## Aim of the task
What is the number of lines in the data holding the word "Insert"? Give that number by itself.

[Entries taken from a collection]
# # # #
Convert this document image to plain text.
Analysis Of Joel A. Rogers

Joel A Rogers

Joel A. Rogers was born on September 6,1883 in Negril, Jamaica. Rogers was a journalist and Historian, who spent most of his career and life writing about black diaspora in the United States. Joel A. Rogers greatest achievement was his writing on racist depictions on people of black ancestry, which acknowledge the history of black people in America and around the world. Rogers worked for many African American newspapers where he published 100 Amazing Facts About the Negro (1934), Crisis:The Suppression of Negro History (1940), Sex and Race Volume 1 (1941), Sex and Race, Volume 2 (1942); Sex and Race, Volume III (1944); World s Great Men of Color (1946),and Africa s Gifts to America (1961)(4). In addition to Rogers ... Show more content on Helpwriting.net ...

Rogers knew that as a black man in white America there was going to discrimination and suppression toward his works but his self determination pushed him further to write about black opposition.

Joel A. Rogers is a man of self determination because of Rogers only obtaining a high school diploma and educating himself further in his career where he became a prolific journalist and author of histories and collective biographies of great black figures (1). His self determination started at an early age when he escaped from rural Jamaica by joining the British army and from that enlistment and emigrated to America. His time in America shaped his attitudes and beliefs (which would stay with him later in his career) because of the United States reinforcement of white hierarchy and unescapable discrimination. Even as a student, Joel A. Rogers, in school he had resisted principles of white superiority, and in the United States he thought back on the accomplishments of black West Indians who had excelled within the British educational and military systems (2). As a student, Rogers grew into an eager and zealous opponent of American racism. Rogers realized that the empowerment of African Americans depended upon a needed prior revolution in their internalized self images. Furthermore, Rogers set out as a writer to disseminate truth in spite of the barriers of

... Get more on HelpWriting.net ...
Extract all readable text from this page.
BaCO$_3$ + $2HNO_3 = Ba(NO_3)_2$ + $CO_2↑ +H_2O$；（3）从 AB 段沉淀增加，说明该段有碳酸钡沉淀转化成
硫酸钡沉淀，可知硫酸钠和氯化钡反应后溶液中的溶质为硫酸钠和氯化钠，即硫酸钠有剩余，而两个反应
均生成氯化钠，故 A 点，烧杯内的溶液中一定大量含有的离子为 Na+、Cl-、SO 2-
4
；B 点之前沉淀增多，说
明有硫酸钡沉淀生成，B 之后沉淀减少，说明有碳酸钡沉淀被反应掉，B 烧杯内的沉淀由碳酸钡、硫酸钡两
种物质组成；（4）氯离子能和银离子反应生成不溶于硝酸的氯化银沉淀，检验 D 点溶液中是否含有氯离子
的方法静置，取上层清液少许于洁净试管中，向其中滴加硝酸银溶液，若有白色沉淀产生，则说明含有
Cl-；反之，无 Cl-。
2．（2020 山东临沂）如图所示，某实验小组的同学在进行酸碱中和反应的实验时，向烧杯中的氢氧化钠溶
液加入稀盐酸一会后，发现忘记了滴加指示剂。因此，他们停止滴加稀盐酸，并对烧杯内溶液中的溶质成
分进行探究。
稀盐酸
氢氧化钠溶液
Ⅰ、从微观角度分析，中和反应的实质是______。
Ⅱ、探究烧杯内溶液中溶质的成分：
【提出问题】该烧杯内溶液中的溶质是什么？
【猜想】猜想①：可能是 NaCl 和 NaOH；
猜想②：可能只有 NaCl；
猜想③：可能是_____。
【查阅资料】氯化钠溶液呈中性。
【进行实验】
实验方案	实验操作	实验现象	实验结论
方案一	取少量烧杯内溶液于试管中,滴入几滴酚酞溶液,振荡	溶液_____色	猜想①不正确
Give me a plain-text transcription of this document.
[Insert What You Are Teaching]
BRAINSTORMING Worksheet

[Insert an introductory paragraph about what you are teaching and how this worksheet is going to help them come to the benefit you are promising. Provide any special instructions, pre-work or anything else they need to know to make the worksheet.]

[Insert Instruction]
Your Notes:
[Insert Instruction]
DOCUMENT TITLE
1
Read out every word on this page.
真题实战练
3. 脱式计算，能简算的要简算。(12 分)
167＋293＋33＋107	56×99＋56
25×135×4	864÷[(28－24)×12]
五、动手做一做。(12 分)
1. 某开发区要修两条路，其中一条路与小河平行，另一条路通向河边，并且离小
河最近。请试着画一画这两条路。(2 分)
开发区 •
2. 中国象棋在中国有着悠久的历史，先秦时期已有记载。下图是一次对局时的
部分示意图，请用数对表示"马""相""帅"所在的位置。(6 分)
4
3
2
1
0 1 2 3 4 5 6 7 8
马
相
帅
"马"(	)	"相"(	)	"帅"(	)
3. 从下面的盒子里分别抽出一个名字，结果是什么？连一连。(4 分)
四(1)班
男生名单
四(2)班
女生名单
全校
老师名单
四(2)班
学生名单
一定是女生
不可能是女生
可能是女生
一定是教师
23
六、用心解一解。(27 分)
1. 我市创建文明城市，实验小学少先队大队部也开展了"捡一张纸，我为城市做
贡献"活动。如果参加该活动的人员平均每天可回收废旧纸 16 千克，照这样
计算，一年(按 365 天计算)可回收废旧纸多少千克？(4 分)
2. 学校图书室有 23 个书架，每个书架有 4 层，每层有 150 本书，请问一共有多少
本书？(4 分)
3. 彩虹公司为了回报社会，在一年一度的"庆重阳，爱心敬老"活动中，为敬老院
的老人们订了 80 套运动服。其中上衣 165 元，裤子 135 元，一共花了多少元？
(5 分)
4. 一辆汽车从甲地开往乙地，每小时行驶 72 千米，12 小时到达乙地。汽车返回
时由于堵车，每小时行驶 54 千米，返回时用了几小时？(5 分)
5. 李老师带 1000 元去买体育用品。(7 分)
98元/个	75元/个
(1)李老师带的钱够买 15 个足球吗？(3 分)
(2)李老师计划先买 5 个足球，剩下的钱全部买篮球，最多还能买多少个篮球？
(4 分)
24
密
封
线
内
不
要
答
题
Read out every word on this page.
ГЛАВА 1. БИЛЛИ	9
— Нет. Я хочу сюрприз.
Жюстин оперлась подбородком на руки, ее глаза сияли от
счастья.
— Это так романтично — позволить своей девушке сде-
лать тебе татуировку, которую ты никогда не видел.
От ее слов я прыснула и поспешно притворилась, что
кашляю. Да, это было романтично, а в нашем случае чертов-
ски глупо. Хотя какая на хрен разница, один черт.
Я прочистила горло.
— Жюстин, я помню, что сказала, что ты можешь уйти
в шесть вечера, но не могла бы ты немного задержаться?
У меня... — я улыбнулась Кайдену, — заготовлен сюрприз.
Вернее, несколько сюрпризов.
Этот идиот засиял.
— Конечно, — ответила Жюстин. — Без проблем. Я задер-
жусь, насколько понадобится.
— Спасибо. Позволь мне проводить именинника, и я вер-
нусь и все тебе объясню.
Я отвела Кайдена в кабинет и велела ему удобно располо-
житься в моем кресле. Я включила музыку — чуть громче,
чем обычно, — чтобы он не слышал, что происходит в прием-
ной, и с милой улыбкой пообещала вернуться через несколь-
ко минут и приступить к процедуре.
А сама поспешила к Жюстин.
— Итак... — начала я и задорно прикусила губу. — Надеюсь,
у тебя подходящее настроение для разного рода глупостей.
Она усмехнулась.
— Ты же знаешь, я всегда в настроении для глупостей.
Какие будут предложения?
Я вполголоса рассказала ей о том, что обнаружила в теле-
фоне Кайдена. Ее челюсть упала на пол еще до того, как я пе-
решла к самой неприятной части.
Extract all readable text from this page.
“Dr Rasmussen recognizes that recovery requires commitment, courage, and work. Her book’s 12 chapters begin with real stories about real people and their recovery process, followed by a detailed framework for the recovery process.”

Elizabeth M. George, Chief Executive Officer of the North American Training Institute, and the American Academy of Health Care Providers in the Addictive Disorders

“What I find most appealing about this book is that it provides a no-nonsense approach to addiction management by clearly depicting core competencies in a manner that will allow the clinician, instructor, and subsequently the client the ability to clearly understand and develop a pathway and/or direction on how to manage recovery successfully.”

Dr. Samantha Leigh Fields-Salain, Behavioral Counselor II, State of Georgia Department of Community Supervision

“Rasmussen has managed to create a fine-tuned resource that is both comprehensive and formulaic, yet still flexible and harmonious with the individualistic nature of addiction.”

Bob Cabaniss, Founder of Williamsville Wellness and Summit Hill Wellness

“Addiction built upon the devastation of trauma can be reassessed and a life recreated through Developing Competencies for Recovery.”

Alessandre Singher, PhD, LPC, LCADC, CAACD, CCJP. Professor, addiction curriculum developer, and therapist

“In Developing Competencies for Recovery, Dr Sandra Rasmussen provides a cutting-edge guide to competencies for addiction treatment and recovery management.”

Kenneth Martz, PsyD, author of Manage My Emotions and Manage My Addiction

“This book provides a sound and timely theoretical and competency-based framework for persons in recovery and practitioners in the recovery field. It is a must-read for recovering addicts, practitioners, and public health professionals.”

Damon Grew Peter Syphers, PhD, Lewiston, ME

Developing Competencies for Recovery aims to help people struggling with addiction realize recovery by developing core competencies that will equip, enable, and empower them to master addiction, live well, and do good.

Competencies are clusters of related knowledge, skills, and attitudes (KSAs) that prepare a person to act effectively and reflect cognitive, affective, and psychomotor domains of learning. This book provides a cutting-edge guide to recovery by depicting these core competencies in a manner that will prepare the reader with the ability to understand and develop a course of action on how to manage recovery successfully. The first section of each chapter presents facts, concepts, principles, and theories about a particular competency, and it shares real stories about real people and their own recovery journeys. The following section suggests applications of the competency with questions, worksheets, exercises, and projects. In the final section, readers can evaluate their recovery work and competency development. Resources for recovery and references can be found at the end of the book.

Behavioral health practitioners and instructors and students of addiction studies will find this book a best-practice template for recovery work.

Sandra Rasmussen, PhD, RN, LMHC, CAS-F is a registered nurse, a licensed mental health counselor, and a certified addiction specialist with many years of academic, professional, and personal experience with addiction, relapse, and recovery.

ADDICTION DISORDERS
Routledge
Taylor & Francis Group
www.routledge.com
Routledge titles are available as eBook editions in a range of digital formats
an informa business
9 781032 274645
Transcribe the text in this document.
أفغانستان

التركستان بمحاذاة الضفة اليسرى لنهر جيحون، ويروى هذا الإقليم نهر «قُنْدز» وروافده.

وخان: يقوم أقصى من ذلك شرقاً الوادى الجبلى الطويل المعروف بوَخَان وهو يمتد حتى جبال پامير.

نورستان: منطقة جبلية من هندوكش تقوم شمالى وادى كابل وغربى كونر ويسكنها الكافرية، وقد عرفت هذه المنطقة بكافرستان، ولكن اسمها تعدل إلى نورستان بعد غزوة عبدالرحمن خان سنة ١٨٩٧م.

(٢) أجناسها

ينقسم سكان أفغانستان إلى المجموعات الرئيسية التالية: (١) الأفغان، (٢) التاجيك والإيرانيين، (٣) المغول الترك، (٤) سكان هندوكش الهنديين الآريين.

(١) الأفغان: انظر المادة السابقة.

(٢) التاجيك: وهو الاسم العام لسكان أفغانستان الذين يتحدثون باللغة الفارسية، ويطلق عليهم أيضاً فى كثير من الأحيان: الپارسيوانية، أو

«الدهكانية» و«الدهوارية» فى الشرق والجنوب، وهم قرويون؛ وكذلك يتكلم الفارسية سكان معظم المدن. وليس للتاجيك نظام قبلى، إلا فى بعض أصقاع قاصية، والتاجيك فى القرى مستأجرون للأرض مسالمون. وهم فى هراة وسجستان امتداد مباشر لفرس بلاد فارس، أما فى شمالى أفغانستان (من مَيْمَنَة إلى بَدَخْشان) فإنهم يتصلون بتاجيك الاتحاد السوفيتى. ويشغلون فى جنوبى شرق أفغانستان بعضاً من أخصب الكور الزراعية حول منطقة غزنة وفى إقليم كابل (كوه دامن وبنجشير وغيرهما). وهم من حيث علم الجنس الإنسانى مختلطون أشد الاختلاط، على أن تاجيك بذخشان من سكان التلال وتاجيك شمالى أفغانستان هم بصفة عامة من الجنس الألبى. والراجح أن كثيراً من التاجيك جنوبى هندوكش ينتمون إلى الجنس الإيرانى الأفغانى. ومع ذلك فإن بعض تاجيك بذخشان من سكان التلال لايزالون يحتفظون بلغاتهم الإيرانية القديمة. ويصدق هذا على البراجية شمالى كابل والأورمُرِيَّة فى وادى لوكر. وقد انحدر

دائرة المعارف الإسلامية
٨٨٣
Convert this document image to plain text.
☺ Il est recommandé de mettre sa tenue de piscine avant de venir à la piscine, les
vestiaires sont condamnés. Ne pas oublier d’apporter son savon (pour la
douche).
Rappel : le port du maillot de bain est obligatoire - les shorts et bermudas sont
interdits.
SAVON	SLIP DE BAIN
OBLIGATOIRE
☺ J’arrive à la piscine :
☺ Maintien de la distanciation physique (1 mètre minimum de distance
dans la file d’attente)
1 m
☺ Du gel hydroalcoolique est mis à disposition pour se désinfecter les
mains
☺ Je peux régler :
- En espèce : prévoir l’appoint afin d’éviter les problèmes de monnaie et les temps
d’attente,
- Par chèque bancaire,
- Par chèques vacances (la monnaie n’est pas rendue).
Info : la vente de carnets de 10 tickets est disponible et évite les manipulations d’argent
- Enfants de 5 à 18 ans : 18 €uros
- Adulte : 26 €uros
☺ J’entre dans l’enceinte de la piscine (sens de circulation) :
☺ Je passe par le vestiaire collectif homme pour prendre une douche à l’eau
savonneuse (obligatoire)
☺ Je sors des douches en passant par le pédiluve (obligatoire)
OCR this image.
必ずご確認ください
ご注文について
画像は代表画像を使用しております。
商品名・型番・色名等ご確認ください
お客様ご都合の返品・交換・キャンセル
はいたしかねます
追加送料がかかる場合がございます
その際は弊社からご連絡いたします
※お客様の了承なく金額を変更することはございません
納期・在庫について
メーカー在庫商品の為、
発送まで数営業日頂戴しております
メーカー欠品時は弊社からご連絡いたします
# # # #
## Result
4